▸ Directions
The records that follow need to be output exactly as they are.

+===+

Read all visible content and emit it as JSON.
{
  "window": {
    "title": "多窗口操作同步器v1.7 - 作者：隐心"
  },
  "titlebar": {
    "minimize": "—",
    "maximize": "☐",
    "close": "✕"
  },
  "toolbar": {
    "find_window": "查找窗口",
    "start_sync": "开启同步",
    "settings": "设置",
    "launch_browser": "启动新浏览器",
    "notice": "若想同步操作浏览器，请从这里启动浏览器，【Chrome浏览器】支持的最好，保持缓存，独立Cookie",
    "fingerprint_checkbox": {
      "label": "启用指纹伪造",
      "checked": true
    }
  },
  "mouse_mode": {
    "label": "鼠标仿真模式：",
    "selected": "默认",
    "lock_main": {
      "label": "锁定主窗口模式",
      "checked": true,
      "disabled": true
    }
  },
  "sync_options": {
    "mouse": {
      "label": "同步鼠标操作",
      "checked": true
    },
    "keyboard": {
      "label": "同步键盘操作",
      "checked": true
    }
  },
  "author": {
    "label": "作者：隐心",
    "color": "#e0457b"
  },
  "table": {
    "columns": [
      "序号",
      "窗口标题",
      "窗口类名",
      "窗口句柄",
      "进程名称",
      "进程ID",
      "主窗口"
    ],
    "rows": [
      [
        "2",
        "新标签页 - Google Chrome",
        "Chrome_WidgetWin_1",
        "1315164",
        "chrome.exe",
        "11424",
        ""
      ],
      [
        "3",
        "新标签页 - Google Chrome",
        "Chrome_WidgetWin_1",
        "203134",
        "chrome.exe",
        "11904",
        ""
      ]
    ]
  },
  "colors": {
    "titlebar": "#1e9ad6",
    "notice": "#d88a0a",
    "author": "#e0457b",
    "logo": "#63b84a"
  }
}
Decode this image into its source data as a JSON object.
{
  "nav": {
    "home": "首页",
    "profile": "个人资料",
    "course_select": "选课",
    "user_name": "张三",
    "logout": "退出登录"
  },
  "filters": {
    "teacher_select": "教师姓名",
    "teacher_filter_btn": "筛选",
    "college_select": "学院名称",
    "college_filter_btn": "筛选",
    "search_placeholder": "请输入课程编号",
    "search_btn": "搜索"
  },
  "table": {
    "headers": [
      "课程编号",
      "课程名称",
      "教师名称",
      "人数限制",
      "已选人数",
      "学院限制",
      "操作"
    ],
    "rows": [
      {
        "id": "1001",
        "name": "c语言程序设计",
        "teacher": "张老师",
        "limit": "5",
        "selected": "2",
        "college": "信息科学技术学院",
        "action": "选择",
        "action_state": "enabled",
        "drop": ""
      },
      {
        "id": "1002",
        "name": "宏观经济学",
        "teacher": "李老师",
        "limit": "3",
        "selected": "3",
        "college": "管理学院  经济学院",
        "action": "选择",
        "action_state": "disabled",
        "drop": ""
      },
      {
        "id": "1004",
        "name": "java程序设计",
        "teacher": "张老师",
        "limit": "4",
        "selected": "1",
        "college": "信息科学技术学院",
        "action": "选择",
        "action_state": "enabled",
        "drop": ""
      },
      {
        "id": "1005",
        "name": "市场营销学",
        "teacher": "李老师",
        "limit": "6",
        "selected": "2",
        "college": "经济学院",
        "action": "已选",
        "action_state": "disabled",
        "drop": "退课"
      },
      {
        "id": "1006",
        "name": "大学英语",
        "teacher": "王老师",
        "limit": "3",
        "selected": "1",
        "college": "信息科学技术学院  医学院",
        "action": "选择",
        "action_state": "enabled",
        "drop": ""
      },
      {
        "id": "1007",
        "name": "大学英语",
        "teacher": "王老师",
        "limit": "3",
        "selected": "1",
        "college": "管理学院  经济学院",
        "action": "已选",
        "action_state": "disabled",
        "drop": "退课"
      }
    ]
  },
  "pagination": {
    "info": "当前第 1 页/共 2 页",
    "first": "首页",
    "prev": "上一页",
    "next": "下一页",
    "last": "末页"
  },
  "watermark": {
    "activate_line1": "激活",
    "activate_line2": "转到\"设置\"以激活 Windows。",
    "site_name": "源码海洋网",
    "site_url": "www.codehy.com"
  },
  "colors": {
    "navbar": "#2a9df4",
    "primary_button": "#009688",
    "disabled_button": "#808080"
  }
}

+===+

▸ Answer to this exercise
Read all visible content and emit it as JSON.
{
  "window": {
    "title": "多窗口操作同步器v1.7 - 作者：隐心"
  },
  "titlebar": {
    "minimize": "—",
    "maximize": "☐",
    "close": "✕"
  },
  "toolbar": {
    "find_window": "查找窗口",
    "start_sync": "开启同步",
    "settings": "设置",
    "launch_browser": "启动新浏览器",
    "notice": "若想同步操作浏览器，请从这里启动浏览器，【Chrome浏览器】支持的最好，保持缓存，独立Cookie",
    "fingerprint_checkbox": {
      "label": "启用指纹伪造",
      "checked": true
    }
  },
  "mouse_mode": {
    "label": "鼠标仿真模式：",
    "selected": "默认",
    "lock_main": {
      "label": "锁定主窗口模式",
      "checked": true,
      "disabled": true
    }
  },
  "sync_options": {
    "mouse": {
      "label": "同步鼠标操作",
      "checked": true
    },
    "keyboard": {
      "label": "同步键盘操作",
      "checked": true
    }
  },
  "author": {
    "label": "作者：隐心",
    "color": "#e0457b"
  },
  "table": {
    "columns": [
      "序号",
      "窗口标题",
      "窗口类名",
      "窗口句柄",
      "进程名称",
      "进程ID",
      "主窗口"
    ],
    "rows": [
      [
        "2",
        "新标签页 - Google Chrome",
        "Chrome_WidgetWin_1",
        "1315164",
        "chrome.exe",
        "11424",
        ""
      ],
      [
        "3",
        "新标签页 - Google Chrome",
        "Chrome_WidgetWin_1",
        "203134",
        "chrome.exe",
        "11904",
        ""
      ]
    ]
  },
  "colors": {
    "titlebar": "#1e9ad6",
    "notice": "#d88a0a",
    "author": "#e0457b",
    "logo": "#63b84a"
  }
}
Decode this image into its source data as a JSON object.
{
  "nav": {
    "home": "首页",
    "profile": "个人资料",
    "course_select": "选课",
    "user_name": "张三",
    "logout": "退出登录"
  },
  "filters": {
    "teacher_select": "教师姓名",
    "teacher_filter_btn": "筛选",
    "college_select": "学院名称",
    "college_filter_btn": "筛选",
    "search_placeholder": "请输入课程编号",
    "search_btn": "搜索"
  },
  "table": {
    "headers": [
      "课程编号",
      "课程名称",
      "教师名称",
      "人数限制",
      "已选人数",
      "学院限制",
      "操作"
    ],
    "rows": [
      {
        "id": "1001",
        "name": "c语言程序设计",
        "teacher": "张老师",
        "limit": "5",
        "selected": "2",
        "college": "信息科学技术学院",
        "action": "选择",
        "action_state": "enabled",
        "drop": ""
      },
      {
        "id": "1002",
        "name": "宏观经济学",
        "teacher": "李老师",
        "limit": "3",
        "selected": "3",
        "college": "管理学院  经济学院",
        "action": "选择",
        "action_state": "disabled",
        "drop": ""
      },
      {
        "id": "1004",
        "name": "java程序设计",
        "teacher": "张老师",
        "limit": "4",
        "selected": "1",
        "college": "信息科学技术学院",
        "action": "选择",
        "action_state": "enabled",
        "drop": ""
      },
      {
        "id": "1005",
        "name": "市场营销学",
        "teacher": "李老师",
        "limit": "6",
        "selected": "2",
        "college": "经济学院",
        "action": "已选",
        "action_state": "disabled",
        "drop": "退课"
      },
      {
        "id": "1006",
        "name": "大学英语",
        "teacher": "王老师",
        "limit": "3",
        "selected": "1",
        "college": "信息科学技术学院  医学院",
        "action": "选择",
        "action_state": "enabled",
        "drop": ""
      },
      {
        "id": "1007",
        "name": "大学英语",
        "teacher": "王老师",
        "limit": "3",
        "selected": "1",
        "college": "管理学院  经济学院",
        "action": "已选",
        "action_state": "disabled",
        "drop": "退课"
      }
    ]
  },
  "pagination": {
    "info": "当前第 1 页/共 2 页",
    "first": "首页",
    "prev": "上一页",
    "next": "下一页",
    "last": "末页"
  },
  "watermark": {
    "activate_line1": "激活",
    "activate_line2": "转到\"设置\"以激活 Windows。",
    "site_name": "源码海洋网",
    "site_url": "www.codehy.com"
  },
  "colors": {
    "navbar": "#2a9df4",
    "primary_button": "#009688",
    "disabled_button": "#808080"
  }
}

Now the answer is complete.